For the listing below, give the count of lines containing "Правительства", and no other text.

──────

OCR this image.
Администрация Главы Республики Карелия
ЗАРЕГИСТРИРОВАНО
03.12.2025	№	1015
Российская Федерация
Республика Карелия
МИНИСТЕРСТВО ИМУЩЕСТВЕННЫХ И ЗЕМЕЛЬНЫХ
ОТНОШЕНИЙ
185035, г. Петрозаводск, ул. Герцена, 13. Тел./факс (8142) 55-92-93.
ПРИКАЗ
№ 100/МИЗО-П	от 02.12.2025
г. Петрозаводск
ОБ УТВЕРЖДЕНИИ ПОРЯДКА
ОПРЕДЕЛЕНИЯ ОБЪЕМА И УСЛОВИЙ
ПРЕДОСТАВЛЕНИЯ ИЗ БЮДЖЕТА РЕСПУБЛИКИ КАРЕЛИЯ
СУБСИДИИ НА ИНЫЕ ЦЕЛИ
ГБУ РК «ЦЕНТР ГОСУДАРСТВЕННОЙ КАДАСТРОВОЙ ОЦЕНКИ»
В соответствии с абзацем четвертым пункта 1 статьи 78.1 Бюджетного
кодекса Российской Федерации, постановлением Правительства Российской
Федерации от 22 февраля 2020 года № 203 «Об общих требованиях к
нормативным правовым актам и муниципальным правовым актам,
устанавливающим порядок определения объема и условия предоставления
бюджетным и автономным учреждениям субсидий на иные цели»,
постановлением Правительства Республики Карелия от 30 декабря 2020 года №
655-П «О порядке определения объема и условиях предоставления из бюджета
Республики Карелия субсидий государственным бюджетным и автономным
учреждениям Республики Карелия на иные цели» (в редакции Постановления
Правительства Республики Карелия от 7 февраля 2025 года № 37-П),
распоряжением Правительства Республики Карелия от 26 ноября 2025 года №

──────

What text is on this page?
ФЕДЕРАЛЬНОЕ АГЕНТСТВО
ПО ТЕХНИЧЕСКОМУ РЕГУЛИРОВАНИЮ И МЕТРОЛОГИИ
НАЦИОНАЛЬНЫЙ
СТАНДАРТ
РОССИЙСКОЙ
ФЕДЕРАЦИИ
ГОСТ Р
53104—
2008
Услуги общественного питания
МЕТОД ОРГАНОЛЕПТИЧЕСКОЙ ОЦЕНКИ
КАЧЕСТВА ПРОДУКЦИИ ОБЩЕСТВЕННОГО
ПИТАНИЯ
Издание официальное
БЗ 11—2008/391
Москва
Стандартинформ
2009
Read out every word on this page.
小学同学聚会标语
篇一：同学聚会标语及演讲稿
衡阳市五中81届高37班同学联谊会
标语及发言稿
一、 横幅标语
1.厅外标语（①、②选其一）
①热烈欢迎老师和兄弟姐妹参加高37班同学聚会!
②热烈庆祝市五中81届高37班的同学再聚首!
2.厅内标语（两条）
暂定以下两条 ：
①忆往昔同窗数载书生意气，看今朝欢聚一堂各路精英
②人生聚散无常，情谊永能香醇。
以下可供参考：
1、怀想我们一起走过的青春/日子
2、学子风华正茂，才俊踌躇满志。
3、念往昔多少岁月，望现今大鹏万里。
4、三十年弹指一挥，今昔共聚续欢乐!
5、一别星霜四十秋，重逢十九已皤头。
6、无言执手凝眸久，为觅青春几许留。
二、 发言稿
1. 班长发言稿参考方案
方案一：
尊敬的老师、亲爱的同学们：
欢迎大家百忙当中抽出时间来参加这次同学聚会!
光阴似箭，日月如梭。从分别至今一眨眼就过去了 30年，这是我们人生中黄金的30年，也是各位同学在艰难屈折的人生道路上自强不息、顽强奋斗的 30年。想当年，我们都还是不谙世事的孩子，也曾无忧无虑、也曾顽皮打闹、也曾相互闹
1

──────

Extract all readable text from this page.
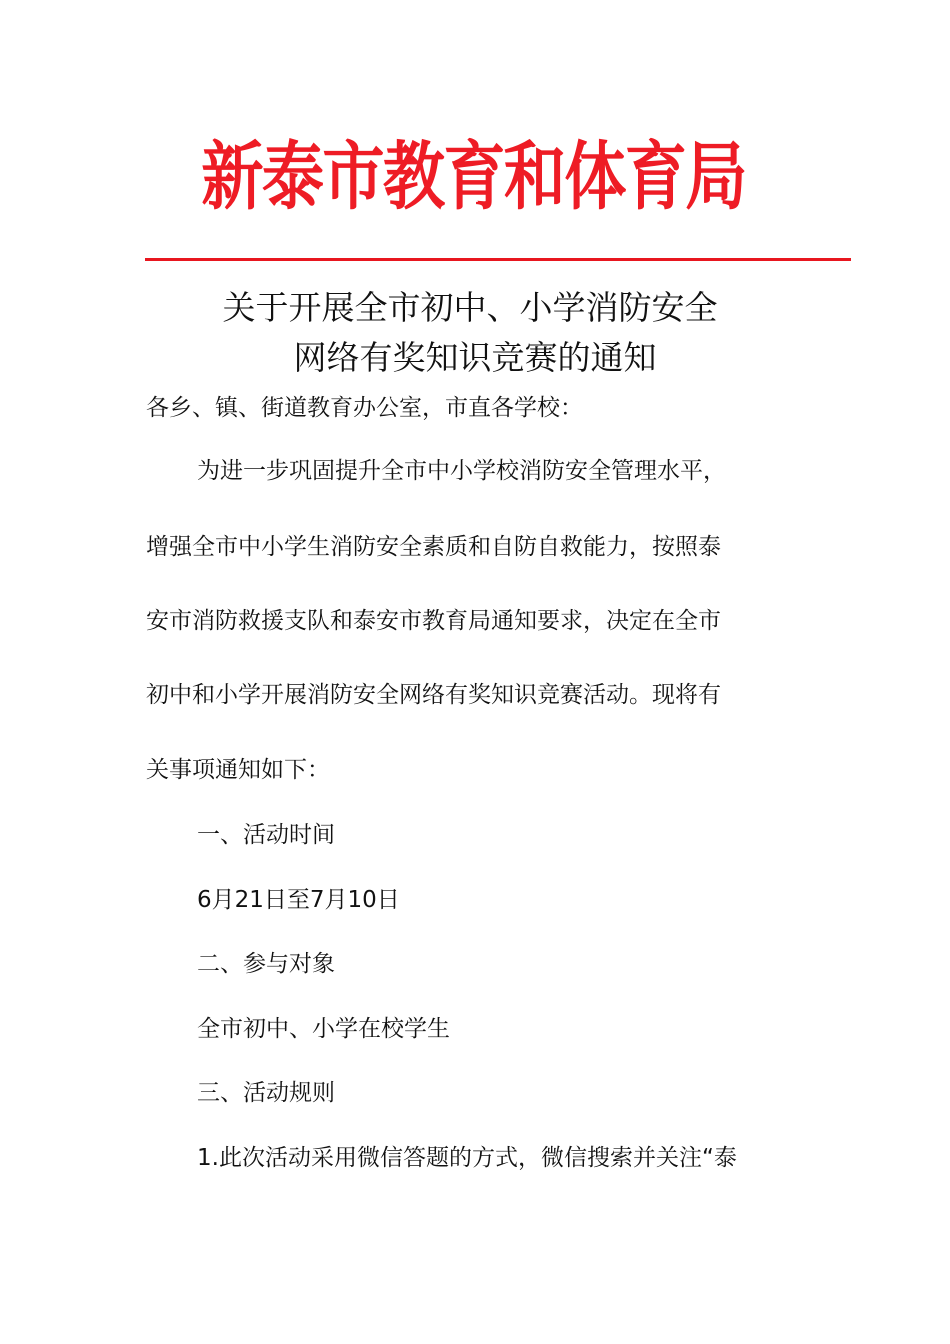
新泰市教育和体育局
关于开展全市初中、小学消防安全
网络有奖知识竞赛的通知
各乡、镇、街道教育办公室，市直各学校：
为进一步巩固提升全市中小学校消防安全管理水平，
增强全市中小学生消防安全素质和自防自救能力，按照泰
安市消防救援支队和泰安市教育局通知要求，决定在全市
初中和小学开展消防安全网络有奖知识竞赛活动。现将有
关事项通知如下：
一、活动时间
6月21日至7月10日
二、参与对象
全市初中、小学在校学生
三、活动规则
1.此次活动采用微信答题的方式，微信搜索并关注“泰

──────

### Written response
4